● TASK TO CARRY OUT
Retype the records that come next, word for word.

● DATA SUPPLIED
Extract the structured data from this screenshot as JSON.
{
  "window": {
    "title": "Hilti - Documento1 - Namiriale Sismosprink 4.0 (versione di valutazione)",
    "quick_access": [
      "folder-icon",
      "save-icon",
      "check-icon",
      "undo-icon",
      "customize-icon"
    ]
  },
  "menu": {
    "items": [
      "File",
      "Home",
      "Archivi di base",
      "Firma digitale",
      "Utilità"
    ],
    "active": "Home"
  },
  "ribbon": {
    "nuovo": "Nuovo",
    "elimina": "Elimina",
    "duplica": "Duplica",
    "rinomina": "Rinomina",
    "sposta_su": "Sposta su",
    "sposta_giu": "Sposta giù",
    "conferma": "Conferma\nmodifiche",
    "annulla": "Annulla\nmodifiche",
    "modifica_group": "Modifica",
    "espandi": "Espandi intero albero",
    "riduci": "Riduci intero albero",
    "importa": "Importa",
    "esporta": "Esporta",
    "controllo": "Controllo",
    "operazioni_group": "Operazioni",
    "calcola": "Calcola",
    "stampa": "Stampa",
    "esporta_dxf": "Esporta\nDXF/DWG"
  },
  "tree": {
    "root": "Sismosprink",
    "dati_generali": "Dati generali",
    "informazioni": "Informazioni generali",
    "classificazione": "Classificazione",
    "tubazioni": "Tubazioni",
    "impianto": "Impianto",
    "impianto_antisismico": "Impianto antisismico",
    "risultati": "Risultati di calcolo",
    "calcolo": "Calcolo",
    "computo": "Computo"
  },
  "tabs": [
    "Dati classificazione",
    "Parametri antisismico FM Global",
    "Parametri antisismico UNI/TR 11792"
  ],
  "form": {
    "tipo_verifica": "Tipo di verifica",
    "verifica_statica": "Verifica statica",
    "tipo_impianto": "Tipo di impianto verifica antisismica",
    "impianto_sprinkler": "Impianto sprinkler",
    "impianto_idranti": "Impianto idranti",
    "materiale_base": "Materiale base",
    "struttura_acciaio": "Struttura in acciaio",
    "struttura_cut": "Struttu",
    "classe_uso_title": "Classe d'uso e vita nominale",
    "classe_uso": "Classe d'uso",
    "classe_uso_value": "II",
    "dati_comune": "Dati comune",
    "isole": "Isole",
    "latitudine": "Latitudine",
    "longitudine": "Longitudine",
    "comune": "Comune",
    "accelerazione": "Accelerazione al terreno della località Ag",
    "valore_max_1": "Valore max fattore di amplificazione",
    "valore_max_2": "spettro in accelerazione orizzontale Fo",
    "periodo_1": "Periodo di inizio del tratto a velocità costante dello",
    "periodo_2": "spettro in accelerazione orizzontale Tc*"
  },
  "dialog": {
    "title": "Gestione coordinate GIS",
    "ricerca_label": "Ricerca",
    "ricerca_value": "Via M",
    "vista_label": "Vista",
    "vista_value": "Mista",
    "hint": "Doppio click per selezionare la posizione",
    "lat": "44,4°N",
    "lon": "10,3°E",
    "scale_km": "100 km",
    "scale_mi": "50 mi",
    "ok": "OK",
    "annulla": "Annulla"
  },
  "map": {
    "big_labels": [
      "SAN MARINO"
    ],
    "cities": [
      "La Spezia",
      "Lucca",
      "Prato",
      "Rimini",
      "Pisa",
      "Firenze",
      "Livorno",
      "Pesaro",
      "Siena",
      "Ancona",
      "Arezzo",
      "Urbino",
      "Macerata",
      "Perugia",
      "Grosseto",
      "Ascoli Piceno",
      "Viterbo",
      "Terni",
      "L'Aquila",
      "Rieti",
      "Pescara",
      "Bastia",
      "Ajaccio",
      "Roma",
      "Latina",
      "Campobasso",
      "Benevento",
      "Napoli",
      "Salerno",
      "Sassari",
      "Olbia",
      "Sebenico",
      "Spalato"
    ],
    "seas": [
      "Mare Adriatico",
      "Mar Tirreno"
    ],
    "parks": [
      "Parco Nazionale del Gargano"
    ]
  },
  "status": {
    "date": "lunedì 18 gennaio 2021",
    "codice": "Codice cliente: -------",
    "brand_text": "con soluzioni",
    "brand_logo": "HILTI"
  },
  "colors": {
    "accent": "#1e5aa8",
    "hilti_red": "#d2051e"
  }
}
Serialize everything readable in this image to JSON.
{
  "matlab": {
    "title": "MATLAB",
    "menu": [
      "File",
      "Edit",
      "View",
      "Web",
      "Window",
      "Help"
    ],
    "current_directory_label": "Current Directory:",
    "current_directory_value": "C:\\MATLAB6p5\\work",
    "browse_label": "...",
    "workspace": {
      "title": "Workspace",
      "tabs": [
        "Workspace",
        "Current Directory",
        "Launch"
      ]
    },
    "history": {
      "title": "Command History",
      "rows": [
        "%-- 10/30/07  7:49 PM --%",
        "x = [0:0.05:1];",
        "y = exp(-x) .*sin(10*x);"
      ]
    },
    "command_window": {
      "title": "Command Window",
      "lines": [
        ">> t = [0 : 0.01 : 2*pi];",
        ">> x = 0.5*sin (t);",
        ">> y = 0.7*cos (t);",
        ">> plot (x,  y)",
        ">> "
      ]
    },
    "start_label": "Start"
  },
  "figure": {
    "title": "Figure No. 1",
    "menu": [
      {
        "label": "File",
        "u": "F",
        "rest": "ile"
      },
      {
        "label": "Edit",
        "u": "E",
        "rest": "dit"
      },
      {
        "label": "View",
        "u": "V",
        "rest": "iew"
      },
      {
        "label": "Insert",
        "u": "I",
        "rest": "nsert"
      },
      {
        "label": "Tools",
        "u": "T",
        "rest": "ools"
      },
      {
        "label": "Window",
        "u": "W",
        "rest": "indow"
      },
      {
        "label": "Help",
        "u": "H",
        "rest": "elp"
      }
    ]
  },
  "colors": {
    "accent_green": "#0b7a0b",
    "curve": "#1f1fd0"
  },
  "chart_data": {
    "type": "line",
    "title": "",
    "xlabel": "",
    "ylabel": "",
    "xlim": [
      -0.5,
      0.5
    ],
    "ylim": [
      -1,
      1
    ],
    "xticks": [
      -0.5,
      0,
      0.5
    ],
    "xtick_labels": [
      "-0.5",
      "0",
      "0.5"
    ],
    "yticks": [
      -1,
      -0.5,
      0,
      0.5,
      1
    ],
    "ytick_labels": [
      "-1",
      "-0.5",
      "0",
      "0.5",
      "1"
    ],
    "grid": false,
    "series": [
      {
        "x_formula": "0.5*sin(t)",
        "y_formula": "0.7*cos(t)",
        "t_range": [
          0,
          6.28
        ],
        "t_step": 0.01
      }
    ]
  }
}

● REPLY
Extract the structured data from this screenshot as JSON.
{
  "window": {
    "title": "Hilti - Documento1 - Namiriale Sismosprink 4.0 (versione di valutazione)",
    "quick_access": [
      "folder-icon",
      "save-icon",
      "check-icon",
      "undo-icon",
      "customize-icon"
    ]
  },
  "menu": {
    "items": [
      "File",
      "Home",
      "Archivi di base",
      "Firma digitale",
      "Utilità"
    ],
    "active": "Home"
  },
  "ribbon": {
    "nuovo": "Nuovo",
    "elimina": "Elimina",
    "duplica": "Duplica",
    "rinomina": "Rinomina",
    "sposta_su": "Sposta su",
    "sposta_giu": "Sposta giù",
    "conferma": "Conferma\nmodifiche",
    "annulla": "Annulla\nmodifiche",
    "modifica_group": "Modifica",
    "espandi": "Espandi intero albero",
    "riduci": "Riduci intero albero",
    "importa": "Importa",
    "esporta": "Esporta",
    "controllo": "Controllo",
    "operazioni_group": "Operazioni",
    "calcola": "Calcola",
    "stampa": "Stampa",
    "esporta_dxf": "Esporta\nDXF/DWG"
  },
  "tree": {
    "root": "Sismosprink",
    "dati_generali": "Dati generali",
    "informazioni": "Informazioni generali",
    "classificazione": "Classificazione",
    "tubazioni": "Tubazioni",
    "impianto": "Impianto",
    "impianto_antisismico": "Impianto antisismico",
    "risultati": "Risultati di calcolo",
    "calcolo": "Calcolo",
    "computo": "Computo"
  },
  "tabs": [
    "Dati classificazione",
    "Parametri antisismico FM Global",
    "Parametri antisismico UNI/TR 11792"
  ],
  "form": {
    "tipo_verifica": "Tipo di verifica",
    "verifica_statica": "Verifica statica",
    "tipo_impianto": "Tipo di impianto verifica antisismica",
    "impianto_sprinkler": "Impianto sprinkler",
    "impianto_idranti": "Impianto idranti",
    "materiale_base": "Materiale base",
    "struttura_acciaio": "Struttura in acciaio",
    "struttura_cut": "Struttu",
    "classe_uso_title": "Classe d'uso e vita nominale",
    "classe_uso": "Classe d'uso",
    "classe_uso_value": "II",
    "dati_comune": "Dati comune",
    "isole": "Isole",
    "latitudine": "Latitudine",
    "longitudine": "Longitudine",
    "comune": "Comune",
    "accelerazione": "Accelerazione al terreno della località Ag",
    "valore_max_1": "Valore max fattore di amplificazione",
    "valore_max_2": "spettro in accelerazione orizzontale Fo",
    "periodo_1": "Periodo di inizio del tratto a velocità costante dello",
    "periodo_2": "spettro in accelerazione orizzontale Tc*"
  },
  "dialog": {
    "title": "Gestione coordinate GIS",
    "ricerca_label": "Ricerca",
    "ricerca_value": "Via M",
    "vista_label": "Vista",
    "vista_value": "Mista",
    "hint": "Doppio click per selezionare la posizione",
    "lat": "44,4°N",
    "lon": "10,3°E",
    "scale_km": "100 km",
    "scale_mi": "50 mi",
    "ok": "OK",
    "annulla": "Annulla"
  },
  "map": {
    "big_labels": [
      "SAN MARINO"
    ],
    "cities": [
      "La Spezia",
      "Lucca",
      "Prato",
      "Rimini",
      "Pisa",
      "Firenze",
      "Livorno",
      "Pesaro",
      "Siena",
      "Ancona",
      "Arezzo",
      "Urbino",
      "Macerata",
      "Perugia",
      "Grosseto",
      "Ascoli Piceno",
      "Viterbo",
      "Terni",
      "L'Aquila",
      "Rieti",
      "Pescara",
      "Bastia",
      "Ajaccio",
      "Roma",
      "Latina",
      "Campobasso",
      "Benevento",
      "Napoli",
      "Salerno",
      "Sassari",
      "Olbia",
      "Sebenico",
      "Spalato"
    ],
    "seas": [
      "Mare Adriatico",
      "Mar Tirreno"
    ],
    "parks": [
      "Parco Nazionale del Gargano"
    ]
  },
  "status": {
    "date": "lunedì 18 gennaio 2021",
    "codice": "Codice cliente: -------",
    "brand_text": "con soluzioni",
    "brand_logo": "HILTI"
  },
  "colors": {
    "accent": "#1e5aa8",
    "hilti_red": "#d2051e"
  }
}
Serialize everything readable in this image to JSON.
{
  "matlab": {
    "title": "MATLAB",
    "menu": [
      "File",
      "Edit",
      "View",
      "Web",
      "Window",
      "Help"
    ],
    "current_directory_label": "Current Directory:",
    "current_directory_value": "C:\\MATLAB6p5\\work",
    "browse_label": "...",
    "workspace": {
      "title": "Workspace",
      "tabs": [
        "Workspace",
        "Current Directory",
        "Launch"
      ]
    },
    "history": {
      "title": "Command History",
      "rows": [
        "%-- 10/30/07  7:49 PM --%",
        "x = [0:0.05:1];",
        "y = exp(-x) .*sin(10*x);"
      ]
    },
    "command_window": {
      "title": "Command Window",
      "lines": [
        ">> t = [0 : 0.01 : 2*pi];",
        ">> x = 0.5*sin (t);",
        ">> y = 0.7*cos (t);",
        ">> plot (x,  y)",
        ">> "
      ]
    },
    "start_label": "Start"
  },
  "figure": {
    "title": "Figure No. 1",
    "menu": [
      {
        "label": "File",
        "u": "F",
        "rest": "ile"
      },
      {
        "label": "Edit",
        "u": "E",
        "rest": "dit"
      },
      {
        "label": "View",
        "u": "V",
        "rest": "iew"
      },
      {
        "label": "Insert",
        "u": "I",
        "rest": "nsert"
      },
      {
        "label": "Tools",
        "u": "T",
        "rest": "ools"
      },
      {
        "label": "Window",
        "u": "W",
        "rest": "indow"
      },
      {
        "label": "Help",
        "u": "H",
        "rest": "elp"
      }
    ]
  },
  "colors": {
    "accent_green": "#0b7a0b",
    "curve": "#1f1fd0"
  },
  "chart_data": {
    "type": "line",
    "title": "",
    "xlabel": "",
    "ylabel": "",
    "xlim": [
      -0.5,
      0.5
    ],
    "ylim": [
      -1,
      1
    ],
    "xticks": [
      -0.5,
      0,
      0.5
    ],
    "xtick_labels": [
      "-0.5",
      "0",
      "0.5"
    ],
    "yticks": [
      -1,
      -0.5,
      0,
      0.5,
      1
    ],
    "ytick_labels": [
      "-1",
      "-0.5",
      "0",
      "0.5",
      "1"
    ],
    "grid": false,
    "series": [
      {
        "x_formula": "0.5*sin(t)",
        "y_formula": "0.7*cos(t)",
        "t_range": [
          0,
          6.28
        ],
        "t_step": 0.01
      }
    ]
  }
}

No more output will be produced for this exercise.